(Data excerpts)

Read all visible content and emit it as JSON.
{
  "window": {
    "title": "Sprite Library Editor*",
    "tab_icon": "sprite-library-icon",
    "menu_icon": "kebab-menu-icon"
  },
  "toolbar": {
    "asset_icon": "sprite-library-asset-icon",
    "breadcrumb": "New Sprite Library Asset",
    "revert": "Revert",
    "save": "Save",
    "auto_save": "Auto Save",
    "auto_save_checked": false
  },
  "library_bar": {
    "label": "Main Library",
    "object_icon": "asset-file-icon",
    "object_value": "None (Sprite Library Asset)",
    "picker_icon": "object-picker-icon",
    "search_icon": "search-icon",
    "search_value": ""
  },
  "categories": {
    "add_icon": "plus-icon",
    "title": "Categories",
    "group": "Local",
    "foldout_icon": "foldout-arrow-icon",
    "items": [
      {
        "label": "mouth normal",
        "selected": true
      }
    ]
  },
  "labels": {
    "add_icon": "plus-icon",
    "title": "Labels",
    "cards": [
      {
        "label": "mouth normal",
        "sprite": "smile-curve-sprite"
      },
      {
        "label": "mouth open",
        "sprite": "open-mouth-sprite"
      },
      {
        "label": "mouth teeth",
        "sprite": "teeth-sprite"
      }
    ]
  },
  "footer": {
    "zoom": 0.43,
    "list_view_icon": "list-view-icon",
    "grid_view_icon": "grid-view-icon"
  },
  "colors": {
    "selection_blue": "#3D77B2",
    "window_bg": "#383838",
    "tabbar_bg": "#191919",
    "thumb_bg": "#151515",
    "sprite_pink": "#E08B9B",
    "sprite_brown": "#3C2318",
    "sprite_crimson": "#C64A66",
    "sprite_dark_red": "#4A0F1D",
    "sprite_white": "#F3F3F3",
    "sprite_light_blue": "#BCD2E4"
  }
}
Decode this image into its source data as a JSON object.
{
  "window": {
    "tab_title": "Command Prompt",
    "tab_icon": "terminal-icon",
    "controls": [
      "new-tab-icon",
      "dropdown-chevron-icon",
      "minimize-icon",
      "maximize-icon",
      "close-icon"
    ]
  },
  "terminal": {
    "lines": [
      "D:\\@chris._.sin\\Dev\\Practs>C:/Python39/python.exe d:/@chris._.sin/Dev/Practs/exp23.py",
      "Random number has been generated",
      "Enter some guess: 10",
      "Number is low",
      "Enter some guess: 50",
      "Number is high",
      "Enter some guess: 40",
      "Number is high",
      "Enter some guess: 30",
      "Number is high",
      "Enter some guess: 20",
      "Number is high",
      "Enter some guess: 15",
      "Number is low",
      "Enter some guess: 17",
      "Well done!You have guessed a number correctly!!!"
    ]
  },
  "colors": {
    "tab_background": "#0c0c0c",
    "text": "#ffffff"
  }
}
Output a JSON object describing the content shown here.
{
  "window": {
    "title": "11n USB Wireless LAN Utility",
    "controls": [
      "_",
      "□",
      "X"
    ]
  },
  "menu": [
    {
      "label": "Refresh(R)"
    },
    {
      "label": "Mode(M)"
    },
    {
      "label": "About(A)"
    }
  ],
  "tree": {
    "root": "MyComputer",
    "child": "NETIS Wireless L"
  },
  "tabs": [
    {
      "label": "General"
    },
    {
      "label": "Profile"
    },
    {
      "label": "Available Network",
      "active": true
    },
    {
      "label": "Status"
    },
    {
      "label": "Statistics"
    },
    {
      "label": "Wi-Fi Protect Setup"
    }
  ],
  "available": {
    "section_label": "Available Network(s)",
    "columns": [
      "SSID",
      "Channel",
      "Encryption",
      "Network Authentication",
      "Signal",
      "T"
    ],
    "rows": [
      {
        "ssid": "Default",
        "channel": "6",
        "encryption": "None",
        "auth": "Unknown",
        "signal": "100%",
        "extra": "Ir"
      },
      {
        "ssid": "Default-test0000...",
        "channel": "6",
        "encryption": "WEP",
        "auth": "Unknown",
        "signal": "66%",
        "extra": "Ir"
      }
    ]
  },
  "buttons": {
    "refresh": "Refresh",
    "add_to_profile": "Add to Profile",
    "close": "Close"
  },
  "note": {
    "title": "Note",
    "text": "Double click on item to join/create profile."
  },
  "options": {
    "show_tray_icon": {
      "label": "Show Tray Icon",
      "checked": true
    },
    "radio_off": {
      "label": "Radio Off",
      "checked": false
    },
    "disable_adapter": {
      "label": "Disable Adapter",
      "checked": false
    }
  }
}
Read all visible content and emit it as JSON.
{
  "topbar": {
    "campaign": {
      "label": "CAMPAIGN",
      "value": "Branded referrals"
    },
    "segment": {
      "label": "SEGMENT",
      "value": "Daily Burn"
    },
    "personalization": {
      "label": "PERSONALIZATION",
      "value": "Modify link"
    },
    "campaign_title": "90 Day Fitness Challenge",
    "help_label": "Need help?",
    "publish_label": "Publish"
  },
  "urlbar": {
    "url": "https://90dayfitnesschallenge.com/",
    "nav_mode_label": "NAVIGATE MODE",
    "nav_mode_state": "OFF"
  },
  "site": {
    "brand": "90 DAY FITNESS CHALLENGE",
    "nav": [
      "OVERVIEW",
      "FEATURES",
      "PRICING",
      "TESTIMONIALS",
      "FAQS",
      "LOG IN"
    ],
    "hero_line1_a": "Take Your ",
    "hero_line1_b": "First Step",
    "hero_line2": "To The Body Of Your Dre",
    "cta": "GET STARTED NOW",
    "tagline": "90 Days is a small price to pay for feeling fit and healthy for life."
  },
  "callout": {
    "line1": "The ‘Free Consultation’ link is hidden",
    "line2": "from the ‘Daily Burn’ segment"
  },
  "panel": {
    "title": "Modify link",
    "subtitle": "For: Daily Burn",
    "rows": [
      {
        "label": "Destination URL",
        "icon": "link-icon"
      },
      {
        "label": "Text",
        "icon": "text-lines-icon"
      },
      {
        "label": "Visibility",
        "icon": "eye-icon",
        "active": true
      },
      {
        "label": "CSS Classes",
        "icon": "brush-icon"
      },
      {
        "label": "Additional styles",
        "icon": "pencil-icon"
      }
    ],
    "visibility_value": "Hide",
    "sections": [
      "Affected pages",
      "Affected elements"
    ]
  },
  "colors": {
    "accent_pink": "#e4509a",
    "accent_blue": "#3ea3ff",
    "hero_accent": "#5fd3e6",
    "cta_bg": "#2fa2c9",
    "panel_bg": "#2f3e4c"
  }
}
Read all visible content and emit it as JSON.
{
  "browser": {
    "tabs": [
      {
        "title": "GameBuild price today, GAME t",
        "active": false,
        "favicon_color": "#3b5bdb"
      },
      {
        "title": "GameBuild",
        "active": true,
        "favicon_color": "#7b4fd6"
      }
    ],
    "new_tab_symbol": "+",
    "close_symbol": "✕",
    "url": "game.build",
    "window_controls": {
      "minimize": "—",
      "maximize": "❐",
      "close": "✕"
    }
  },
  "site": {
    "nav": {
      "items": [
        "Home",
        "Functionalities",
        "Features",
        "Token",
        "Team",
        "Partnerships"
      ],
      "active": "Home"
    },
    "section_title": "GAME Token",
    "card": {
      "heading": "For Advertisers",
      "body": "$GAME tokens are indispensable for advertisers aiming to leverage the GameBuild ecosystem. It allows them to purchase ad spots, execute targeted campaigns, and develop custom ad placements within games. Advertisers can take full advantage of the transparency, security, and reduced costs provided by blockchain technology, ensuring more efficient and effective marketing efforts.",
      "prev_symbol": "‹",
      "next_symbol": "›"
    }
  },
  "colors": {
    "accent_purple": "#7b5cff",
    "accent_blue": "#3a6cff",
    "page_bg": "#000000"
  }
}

◆ DESCRIPTION OF THE TASK:
All of the material must be reproduced exactly.

◆ WORKED ANSWER:
Read all visible content and emit it as JSON.
{
  "window": {
    "title": "Sprite Library Editor*",
    "tab_icon": "sprite-library-icon",
    "menu_icon": "kebab-menu-icon"
  },
  "toolbar": {
    "asset_icon": "sprite-library-asset-icon",
    "breadcrumb": "New Sprite Library Asset",
    "revert": "Revert",
    "save": "Save",
    "auto_save": "Auto Save",
    "auto_save_checked": false
  },
  "library_bar": {
    "label": "Main Library",
    "object_icon": "asset-file-icon",
    "object_value": "None (Sprite Library Asset)",
    "picker_icon": "object-picker-icon",
    "search_icon": "search-icon",
    "search_value": ""
  },
  "categories": {
    "add_icon": "plus-icon",
    "title": "Categories",
    "group": "Local",
    "foldout_icon": "foldout-arrow-icon",
    "items": [
      {
        "label": "mouth normal",
        "selected": true
      }
    ]
  },
  "labels": {
    "add_icon": "plus-icon",
    "title": "Labels",
    "cards": [
      {
        "label": "mouth normal",
        "sprite": "smile-curve-sprite"
      },
      {
        "label": "mouth open",
        "sprite": "open-mouth-sprite"
      },
      {
        "label": "mouth teeth",
        "sprite": "teeth-sprite"
      }
    ]
  },
  "footer": {
    "zoom": 0.43,
    "list_view_icon": "list-view-icon",
    "grid_view_icon": "grid-view-icon"
  },
  "colors": {
    "selection_blue": "#3D77B2",
    "window_bg": "#383838",
    "tabbar_bg": "#191919",
    "thumb_bg": "#151515",
    "sprite_pink": "#E08B9B",
    "sprite_brown": "#3C2318",
    "sprite_crimson": "#C64A66",
    "sprite_dark_red": "#4A0F1D",
    "sprite_white": "#F3F3F3",
    "sprite_light_blue": "#BCD2E4"
  }
}
Decode this image into its source data as a JSON object.
{
  "window": {
    "tab_title": "Command Prompt",
    "tab_icon": "terminal-icon",
    "controls": [
      "new-tab-icon",
      "dropdown-chevron-icon",
      "minimize-icon",
      "maximize-icon",
      "close-icon"
    ]
  },
  "terminal": {
    "lines": [
      "D:\\@chris._.sin\\Dev\\Practs>C:/Python39/python.exe d:/@chris._.sin/Dev/Practs/exp23.py",
      "Random number has been generated",
      "Enter some guess: 10",
      "Number is low",
      "Enter some guess: 50",
      "Number is high",
      "Enter some guess: 40",
      "Number is high",
      "Enter some guess: 30",
      "Number is high",
      "Enter some guess: 20",
      "Number is high",
      "Enter some guess: 15",
      "Number is low",
      "Enter some guess: 17",
      "Well done!You have guessed a number correctly!!!"
    ]
  },
  "colors": {
    "tab_background": "#0c0c0c",
    "text": "#ffffff"
  }
}
Output a JSON object describing the content shown here.
{
  "window": {
    "title": "11n USB Wireless LAN Utility",
    "controls": [
      "_",
      "□",
      "X"
    ]
  },
  "menu": [
    {
      "label": "Refresh(R)"
    },
    {
      "label": "Mode(M)"
    },
    {
      "label": "About(A)"
    }
  ],
  "tree": {
    "root": "MyComputer",
    "child": "NETIS Wireless L"
  },
  "tabs": [
    {
      "label": "General"
    },
    {
      "label": "Profile"
    },
    {
      "label": "Available Network",
      "active": true
    },
    {
      "label": "Status"
    },
    {
      "label": "Statistics"
    },
    {
      "label": "Wi-Fi Protect Setup"
    }
  ],
  "available": {
    "section_label": "Available Network(s)",
    "columns": [
      "SSID",
      "Channel",
      "Encryption",
      "Network Authentication",
      "Signal",
      "T"
    ],
    "rows": [
      {
        "ssid": "Default",
        "channel": "6",
        "encryption": "None",
        "auth": "Unknown",
        "signal": "100%",
        "extra": "Ir"
      },
      {
        "ssid": "Default-test0000...",
        "channel": "6",
        "encryption": "WEP",
        "auth": "Unknown",
        "signal": "66%",
        "extra": "Ir"
      }
    ]
  },
  "buttons": {
    "refresh": "Refresh",
    "add_to_profile": "Add to Profile",
    "close": "Close"
  },
  "note": {
    "title": "Note",
    "text": "Double click on item to join/create profile."
  },
  "options": {
    "show_tray_icon": {
      "label": "Show Tray Icon",
      "checked": true
    },
    "radio_off": {
      "label": "Radio Off",
      "checked": false
    },
    "disable_adapter": {
      "label": "Disable Adapter",
      "checked": false
    }
  }
}
Read all visible content and emit it as JSON.
{
  "topbar": {
    "campaign": {
      "label": "CAMPAIGN",
      "value": "Branded referrals"
    },
    "segment": {
      "label": "SEGMENT",
      "value": "Daily Burn"
    },
    "personalization": {
      "label": "PERSONALIZATION",
      "value": "Modify link"
    },
    "campaign_title": "90 Day Fitness Challenge",
    "help_label": "Need help?",
    "publish_label": "Publish"
  },
  "urlbar": {
    "url": "https://90dayfitnesschallenge.com/",
    "nav_mode_label": "NAVIGATE MODE",
    "nav_mode_state": "OFF"
  },
  "site": {
    "brand": "90 DAY FITNESS CHALLENGE",
    "nav": [
      "OVERVIEW",
      "FEATURES",
      "PRICING",
      "TESTIMONIALS",
      "FAQS",
      "LOG IN"
    ],
    "hero_line1_a": "Take Your ",
    "hero_line1_b": "First Step",
    "hero_line2": "To The Body Of Your Dre",
    "cta": "GET STARTED NOW",
    "tagline": "90 Days is a small price to pay for feeling fit and healthy for life."
  },
  "callout": {
    "line1": "The ‘Free Consultation’ link is hidden",
    "line2": "from the ‘Daily Burn’ segment"
  },
  "panel": {
    "title": "Modify link",
    "subtitle": "For: Daily Burn",
    "rows": [
      {
        "label": "Destination URL",
        "icon": "link-icon"
      },
      {
        "label": "Text",
        "icon": "text-lines-icon"
      },
      {
        "label": "Visibility",
        "icon": "eye-icon",
        "active": true
      },
      {
        "label": "CSS Classes",
        "icon": "brush-icon"
      },
      {
        "label": "Additional styles",
        "icon": "pencil-icon"
      }
    ],
    "visibility_value": "Hide",
    "sections": [
      "Affected pages",
      "Affected elements"
    ]
  },
  "colors": {
    "accent_pink": "#e4509a",
    "accent_blue": "#3ea3ff",
    "hero_accent": "#5fd3e6",
    "cta_bg": "#2fa2c9",
    "panel_bg": "#2f3e4c"
  }
}
Read all visible content and emit it as JSON.
{
  "browser": {
    "tabs": [
      {
        "title": "GameBuild price today, GAME t",
        "active": false,
        "favicon_color": "#3b5bdb"
      },
      {
        "title": "GameBuild",
        "active": true,
        "favicon_color": "#7b4fd6"
      }
    ],
    "new_tab_symbol": "+",
    "close_symbol": "✕",
    "url": "game.build",
    "window_controls": {
      "minimize": "—",
      "maximize": "❐",
      "close": "✕"
    }
  },
  "site": {
    "nav": {
      "items": [
        "Home",
        "Functionalities",
        "Features",
        "Token",
        "Team",
        "Partnerships"
      ],
      "active": "Home"
    },
    "section_title": "GAME Token",
    "card": {
      "heading": "For Advertisers",
      "body": "$GAME tokens are indispensable for advertisers aiming to leverage the GameBuild ecosystem. It allows them to purchase ad spots, execute targeted campaigns, and develop custom ad placements within games. Advertisers can take full advantage of the transparency, security, and reduced costs provided by blockchain technology, ensuring more efficient and effective marketing efforts.",
      "prev_symbol": "‹",
      "next_symbol": "›"
    }
  },
  "colors": {
    "accent_purple": "#7b5cff",
    "accent_blue": "#3a6cff",
    "page_bg": "#000000"
  }
}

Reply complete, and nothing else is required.